begin
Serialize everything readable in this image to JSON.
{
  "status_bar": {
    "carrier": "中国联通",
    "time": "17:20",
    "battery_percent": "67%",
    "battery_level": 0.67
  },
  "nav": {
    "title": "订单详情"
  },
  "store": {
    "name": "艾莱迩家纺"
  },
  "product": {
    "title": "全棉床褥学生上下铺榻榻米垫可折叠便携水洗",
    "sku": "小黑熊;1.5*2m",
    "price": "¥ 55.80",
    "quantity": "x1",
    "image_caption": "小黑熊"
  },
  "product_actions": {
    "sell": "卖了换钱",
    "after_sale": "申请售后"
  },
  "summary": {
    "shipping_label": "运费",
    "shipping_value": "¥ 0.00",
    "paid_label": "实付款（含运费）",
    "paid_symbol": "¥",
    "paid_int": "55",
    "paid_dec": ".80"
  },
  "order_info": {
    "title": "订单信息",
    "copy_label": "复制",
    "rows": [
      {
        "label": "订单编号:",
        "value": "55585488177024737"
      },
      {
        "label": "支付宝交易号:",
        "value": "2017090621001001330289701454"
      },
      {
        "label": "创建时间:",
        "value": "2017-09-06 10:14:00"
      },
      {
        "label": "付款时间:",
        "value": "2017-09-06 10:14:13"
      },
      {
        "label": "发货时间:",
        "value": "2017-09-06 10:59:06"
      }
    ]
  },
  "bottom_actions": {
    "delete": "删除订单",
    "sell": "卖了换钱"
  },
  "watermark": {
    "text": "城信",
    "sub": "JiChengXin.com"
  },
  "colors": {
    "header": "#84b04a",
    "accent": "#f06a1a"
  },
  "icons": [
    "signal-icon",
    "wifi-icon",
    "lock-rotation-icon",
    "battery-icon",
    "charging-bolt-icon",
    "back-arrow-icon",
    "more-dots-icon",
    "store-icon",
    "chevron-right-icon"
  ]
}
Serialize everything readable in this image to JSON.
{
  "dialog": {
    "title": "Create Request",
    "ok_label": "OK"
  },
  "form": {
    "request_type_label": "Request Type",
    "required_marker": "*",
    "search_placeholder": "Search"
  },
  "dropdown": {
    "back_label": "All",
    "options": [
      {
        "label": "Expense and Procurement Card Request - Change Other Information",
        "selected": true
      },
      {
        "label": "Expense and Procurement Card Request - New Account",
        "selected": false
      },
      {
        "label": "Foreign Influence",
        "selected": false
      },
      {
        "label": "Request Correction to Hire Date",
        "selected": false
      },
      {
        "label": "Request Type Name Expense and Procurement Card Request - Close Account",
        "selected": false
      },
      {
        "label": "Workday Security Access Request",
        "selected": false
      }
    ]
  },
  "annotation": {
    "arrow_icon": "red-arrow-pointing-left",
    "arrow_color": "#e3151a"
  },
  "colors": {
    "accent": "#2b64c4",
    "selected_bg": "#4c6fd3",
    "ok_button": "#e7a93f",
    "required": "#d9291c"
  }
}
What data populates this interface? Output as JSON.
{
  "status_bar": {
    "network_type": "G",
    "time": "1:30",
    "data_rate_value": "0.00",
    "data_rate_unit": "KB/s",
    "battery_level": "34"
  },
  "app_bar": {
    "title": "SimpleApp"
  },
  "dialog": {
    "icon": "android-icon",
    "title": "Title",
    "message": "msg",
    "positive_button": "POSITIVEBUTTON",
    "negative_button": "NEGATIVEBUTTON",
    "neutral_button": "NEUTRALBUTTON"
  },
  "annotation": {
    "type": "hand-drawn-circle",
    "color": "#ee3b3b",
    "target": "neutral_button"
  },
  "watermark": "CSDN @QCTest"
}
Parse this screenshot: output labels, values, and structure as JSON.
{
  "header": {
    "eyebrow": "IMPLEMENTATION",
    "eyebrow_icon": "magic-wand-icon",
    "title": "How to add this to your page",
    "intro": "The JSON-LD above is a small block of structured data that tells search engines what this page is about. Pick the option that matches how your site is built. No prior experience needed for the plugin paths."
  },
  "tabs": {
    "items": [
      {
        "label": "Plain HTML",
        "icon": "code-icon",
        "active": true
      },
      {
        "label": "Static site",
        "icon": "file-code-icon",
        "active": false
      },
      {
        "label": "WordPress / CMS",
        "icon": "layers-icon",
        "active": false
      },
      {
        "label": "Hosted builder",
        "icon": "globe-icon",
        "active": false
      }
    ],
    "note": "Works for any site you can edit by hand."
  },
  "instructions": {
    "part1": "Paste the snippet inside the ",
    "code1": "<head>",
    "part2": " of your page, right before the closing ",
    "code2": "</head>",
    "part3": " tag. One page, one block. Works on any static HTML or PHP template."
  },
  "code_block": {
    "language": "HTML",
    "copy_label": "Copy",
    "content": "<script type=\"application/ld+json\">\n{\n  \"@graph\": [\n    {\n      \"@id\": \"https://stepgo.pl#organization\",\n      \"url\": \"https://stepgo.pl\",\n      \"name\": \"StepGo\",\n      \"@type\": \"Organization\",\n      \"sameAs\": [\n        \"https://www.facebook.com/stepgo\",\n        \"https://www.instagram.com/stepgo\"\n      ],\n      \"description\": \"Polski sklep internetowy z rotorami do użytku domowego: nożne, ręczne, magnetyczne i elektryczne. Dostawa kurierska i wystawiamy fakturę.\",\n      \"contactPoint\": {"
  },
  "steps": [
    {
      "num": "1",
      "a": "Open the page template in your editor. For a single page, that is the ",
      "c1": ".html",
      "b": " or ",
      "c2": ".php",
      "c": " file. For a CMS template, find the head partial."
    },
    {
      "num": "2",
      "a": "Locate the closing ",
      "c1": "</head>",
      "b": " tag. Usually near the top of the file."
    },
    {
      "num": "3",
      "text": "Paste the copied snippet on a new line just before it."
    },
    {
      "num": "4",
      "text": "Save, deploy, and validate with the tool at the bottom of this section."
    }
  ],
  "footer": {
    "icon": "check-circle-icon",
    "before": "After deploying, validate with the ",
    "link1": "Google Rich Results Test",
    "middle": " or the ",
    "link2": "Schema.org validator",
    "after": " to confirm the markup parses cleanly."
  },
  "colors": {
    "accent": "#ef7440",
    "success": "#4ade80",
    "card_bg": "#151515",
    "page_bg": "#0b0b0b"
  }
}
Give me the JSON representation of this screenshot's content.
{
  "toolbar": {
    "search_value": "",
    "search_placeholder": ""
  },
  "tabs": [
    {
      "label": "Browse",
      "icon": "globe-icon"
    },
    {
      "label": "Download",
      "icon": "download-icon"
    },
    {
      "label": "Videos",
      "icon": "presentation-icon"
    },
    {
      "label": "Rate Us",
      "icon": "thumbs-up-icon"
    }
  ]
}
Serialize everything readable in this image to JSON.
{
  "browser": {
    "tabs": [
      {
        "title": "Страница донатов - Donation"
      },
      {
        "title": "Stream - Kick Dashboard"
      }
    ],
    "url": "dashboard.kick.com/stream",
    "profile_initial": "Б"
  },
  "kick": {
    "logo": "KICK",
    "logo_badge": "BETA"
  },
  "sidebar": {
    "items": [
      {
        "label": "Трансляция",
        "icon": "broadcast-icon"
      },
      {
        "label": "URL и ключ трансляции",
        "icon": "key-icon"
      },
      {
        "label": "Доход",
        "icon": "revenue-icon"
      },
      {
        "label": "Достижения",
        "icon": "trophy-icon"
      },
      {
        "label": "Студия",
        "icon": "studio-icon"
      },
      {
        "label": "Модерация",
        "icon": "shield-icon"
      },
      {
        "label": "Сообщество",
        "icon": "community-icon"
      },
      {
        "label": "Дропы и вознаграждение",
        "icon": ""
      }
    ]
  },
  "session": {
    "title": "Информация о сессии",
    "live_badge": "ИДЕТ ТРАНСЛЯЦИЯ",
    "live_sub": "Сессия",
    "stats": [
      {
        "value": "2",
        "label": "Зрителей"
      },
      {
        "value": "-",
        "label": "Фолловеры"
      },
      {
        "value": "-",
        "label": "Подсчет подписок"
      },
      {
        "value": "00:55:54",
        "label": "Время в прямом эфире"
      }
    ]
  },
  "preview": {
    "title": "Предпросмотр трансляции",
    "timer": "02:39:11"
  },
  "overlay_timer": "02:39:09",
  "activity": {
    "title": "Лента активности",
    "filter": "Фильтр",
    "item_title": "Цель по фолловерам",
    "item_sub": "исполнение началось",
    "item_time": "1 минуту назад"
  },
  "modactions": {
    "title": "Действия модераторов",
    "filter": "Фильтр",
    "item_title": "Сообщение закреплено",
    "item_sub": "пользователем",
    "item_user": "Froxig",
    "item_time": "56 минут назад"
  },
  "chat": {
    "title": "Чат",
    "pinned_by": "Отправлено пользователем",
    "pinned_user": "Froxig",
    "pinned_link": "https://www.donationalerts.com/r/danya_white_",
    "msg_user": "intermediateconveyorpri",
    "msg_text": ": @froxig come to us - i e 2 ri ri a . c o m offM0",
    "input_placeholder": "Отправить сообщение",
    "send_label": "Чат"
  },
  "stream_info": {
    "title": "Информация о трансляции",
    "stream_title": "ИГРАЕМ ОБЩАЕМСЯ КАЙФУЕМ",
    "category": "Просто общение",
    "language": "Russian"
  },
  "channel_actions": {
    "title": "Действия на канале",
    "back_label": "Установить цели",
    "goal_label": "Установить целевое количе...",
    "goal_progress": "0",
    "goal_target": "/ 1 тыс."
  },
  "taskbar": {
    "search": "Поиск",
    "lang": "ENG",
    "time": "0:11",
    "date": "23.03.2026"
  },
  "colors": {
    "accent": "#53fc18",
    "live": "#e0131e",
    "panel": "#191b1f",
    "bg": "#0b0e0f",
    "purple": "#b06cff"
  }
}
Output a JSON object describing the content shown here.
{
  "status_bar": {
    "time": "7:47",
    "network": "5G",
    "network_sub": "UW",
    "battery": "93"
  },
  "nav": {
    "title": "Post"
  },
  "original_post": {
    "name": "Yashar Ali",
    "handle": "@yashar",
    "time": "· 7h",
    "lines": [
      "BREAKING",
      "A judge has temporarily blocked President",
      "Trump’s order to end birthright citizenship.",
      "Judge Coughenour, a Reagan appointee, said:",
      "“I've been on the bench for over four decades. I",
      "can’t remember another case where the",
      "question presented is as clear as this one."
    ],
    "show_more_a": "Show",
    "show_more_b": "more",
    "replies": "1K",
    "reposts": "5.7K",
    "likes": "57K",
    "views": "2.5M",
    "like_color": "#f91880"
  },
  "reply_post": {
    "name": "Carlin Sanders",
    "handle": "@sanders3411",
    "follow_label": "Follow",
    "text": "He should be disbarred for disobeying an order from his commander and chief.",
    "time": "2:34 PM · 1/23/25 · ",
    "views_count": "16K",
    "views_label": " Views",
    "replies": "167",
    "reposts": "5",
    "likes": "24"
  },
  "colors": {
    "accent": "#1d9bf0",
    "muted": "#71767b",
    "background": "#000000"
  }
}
end
WRITTEN TASK:
Reproduce precisely the span of lines that begins at the line containing "Output a JSON" and ends with the last line of the listing.

COMPLETE RESPONSE:
Output a JSON object describing the content shown here.
{
  "status_bar": {
    "time": "7:47",
    "network": "5G",
    "network_sub": "UW",
    "battery": "93"
  },
  "nav": {
    "title": "Post"
  },
  "original_post": {
    "name": "Yashar Ali",
    "handle": "@yashar",
    "time": "· 7h",
    "lines": [
      "BREAKING",
      "A judge has temporarily blocked President",
      "Trump’s order to end birthright citizenship.",
      "Judge Coughenour, a Reagan appointee, said:",
      "“I've been on the bench for over four decades. I",
      "can’t remember another case where the",
      "question presented is as clear as this one."
    ],
    "show_more_a": "Show",
    "show_more_b": "more",
    "replies": "1K",
    "reposts": "5.7K",
    "likes": "57K",
    "views": "2.5M",
    "like_color": "#f91880"
  },
  "reply_post": {
    "name": "Carlin Sanders",
    "handle": "@sanders3411",
    "follow_label": "Follow",
    "text": "He should be disbarred for disobeying an order from his commander and chief.",
    "time": "2:34 PM · 1/23/25 · ",
    "views_count": "16K",
    "views_label": " Views",
    "replies": "167",
    "reposts": "5",
    "likes": "24"
  },
  "colors": {
    "accent": "#1d9bf0",
    "muted": "#71767b",
    "background": "#000000"
  }
}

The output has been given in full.